== Input records ==
>>>
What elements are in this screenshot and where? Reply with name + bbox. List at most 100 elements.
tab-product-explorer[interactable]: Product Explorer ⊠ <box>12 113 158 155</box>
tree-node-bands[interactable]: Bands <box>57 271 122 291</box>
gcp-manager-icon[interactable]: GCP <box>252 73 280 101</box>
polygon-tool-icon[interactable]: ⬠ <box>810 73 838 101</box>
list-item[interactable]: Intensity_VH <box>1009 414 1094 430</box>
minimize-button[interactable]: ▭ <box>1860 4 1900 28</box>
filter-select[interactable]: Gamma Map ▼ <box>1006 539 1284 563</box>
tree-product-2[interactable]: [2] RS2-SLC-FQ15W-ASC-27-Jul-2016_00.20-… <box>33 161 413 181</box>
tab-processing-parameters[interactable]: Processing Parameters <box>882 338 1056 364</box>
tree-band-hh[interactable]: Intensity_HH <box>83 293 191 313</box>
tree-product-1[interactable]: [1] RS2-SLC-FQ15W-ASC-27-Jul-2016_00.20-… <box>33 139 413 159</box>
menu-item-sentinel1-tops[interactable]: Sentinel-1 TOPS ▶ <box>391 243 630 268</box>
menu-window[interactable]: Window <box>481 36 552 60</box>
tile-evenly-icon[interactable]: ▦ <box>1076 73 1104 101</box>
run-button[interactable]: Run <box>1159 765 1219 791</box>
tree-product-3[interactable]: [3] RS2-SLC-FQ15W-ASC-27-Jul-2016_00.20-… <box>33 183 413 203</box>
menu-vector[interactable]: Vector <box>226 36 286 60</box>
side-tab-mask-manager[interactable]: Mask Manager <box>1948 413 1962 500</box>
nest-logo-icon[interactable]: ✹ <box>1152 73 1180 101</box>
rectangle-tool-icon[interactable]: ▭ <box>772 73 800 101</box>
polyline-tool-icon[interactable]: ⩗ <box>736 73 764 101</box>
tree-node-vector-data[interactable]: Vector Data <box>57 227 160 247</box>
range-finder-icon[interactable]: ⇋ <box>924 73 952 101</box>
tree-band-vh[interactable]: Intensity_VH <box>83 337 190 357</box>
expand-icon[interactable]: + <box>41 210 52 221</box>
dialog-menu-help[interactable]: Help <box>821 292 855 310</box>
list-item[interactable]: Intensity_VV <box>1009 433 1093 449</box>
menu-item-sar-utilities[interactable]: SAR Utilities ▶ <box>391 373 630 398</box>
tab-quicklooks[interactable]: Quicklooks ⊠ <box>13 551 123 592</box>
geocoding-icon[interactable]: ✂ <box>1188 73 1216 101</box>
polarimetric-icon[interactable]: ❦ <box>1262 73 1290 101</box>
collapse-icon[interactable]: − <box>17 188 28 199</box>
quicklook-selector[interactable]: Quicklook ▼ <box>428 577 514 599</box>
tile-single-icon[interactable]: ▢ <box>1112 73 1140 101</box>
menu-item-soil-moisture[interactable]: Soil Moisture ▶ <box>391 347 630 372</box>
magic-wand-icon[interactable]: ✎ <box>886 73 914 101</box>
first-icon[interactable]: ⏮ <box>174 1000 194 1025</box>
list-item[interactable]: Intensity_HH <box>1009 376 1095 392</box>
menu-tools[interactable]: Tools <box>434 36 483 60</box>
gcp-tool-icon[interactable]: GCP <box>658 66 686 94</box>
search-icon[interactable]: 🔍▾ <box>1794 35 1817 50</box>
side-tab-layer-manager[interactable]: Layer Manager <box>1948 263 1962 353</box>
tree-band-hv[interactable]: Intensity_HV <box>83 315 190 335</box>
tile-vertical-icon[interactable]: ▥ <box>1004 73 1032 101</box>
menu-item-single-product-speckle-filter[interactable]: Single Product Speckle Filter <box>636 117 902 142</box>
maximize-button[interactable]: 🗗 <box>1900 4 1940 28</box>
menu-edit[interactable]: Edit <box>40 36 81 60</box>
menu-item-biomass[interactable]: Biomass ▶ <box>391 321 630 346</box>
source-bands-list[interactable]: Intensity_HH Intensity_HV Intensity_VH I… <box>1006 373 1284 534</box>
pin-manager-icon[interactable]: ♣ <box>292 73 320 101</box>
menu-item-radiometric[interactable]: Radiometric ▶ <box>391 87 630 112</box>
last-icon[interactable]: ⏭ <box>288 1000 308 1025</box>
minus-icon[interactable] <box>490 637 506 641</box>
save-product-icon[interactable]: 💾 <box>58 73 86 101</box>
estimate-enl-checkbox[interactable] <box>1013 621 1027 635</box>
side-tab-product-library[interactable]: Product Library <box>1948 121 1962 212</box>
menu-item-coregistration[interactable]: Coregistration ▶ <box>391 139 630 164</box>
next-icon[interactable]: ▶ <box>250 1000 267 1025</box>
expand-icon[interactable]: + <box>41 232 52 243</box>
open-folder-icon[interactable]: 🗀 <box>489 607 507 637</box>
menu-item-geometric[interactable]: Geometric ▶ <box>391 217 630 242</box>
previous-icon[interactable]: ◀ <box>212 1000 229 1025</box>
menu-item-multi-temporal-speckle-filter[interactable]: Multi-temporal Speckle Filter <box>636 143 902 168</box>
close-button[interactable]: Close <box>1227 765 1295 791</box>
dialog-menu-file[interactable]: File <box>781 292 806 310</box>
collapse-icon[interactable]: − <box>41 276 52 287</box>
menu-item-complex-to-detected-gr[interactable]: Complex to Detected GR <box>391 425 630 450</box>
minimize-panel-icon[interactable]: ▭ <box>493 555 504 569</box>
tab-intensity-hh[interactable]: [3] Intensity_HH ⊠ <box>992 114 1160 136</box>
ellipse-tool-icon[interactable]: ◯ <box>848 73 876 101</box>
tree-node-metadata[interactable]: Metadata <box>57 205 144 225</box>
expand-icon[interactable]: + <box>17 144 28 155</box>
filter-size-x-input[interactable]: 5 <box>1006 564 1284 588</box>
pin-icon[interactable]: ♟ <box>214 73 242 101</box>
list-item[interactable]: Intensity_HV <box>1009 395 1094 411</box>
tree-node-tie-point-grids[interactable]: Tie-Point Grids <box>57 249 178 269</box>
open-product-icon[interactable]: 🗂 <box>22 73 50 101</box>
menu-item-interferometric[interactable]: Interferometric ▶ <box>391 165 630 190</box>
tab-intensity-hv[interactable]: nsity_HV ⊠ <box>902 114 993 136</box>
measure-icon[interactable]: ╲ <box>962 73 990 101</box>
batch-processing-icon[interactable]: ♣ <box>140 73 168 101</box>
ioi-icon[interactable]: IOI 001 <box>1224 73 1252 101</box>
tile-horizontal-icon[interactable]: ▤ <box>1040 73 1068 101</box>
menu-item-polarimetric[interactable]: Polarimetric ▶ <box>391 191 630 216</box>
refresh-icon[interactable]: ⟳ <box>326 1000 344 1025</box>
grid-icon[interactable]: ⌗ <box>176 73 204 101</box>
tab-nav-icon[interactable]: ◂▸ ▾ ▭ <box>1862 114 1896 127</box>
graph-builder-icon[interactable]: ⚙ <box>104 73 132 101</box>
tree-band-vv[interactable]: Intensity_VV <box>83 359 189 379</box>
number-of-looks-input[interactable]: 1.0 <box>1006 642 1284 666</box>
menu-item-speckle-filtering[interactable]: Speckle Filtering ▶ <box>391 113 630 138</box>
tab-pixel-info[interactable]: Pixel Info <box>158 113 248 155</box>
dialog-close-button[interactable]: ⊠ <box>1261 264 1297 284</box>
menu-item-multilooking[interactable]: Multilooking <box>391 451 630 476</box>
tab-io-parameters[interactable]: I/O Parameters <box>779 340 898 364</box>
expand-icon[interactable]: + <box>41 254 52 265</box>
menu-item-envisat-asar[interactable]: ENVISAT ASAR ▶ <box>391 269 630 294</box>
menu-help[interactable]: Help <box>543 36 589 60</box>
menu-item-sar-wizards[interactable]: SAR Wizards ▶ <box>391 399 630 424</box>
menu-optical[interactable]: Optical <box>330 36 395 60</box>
<<<
>>>
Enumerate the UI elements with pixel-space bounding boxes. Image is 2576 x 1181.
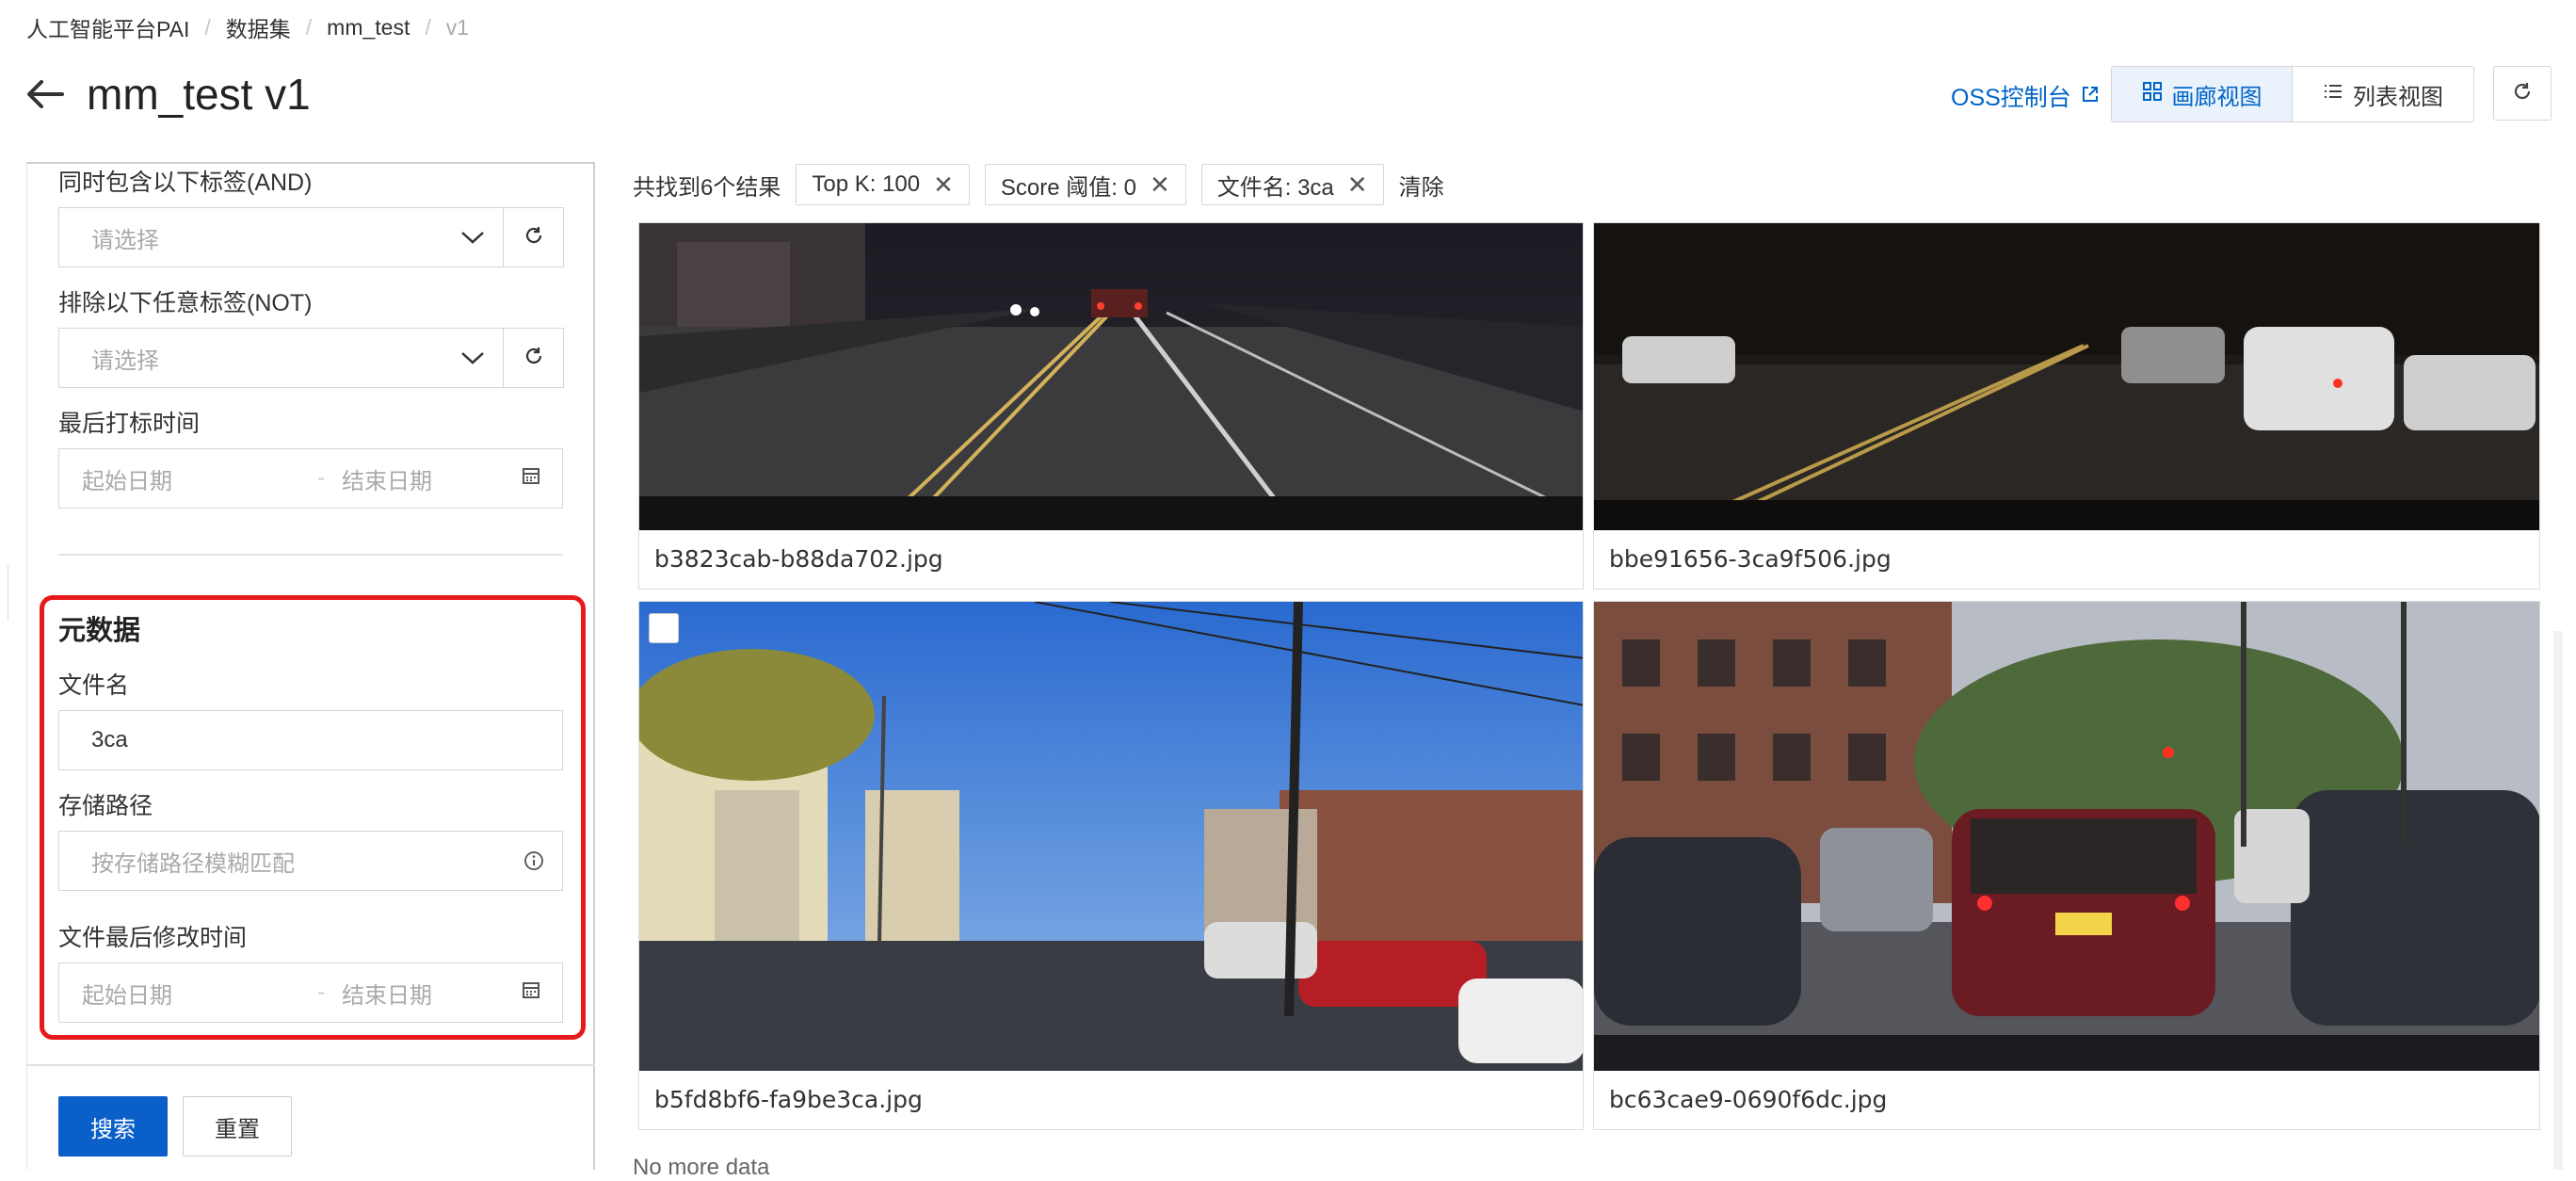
<<<
== Work to be completed ==
Return the rows starting at the line containing "What elements are" and ending at the line containing "tab-processing-parameters[interactable]: Processing Parameters", both included, reproducing each line without any change.

== Finished answer ==
What elements are in this screenshot and where? Reply with name + bbox. List at most 100 elements.
tab-product-explorer[interactable]: Product Explorer ⊠ <box>12 113 158 155</box>
tree-node-bands[interactable]: Bands <box>57 271 122 291</box>
gcp-manager-icon[interactable]: GCP <box>252 73 280 101</box>
polygon-tool-icon[interactable]: ⬠ <box>810 73 838 101</box>
list-item[interactable]: Intensity_VH <box>1009 414 1094 430</box>
minimize-button[interactable]: ▭ <box>1860 4 1900 28</box>
filter-select[interactable]: Gamma Map ▼ <box>1006 539 1284 563</box>
tree-product-2[interactable]: [2] RS2-SLC-FQ15W-ASC-27-Jul-2016_00.20-… <box>33 161 413 181</box>
tab-processing-parameters[interactable]: Processing Parameters <box>882 338 1056 364</box>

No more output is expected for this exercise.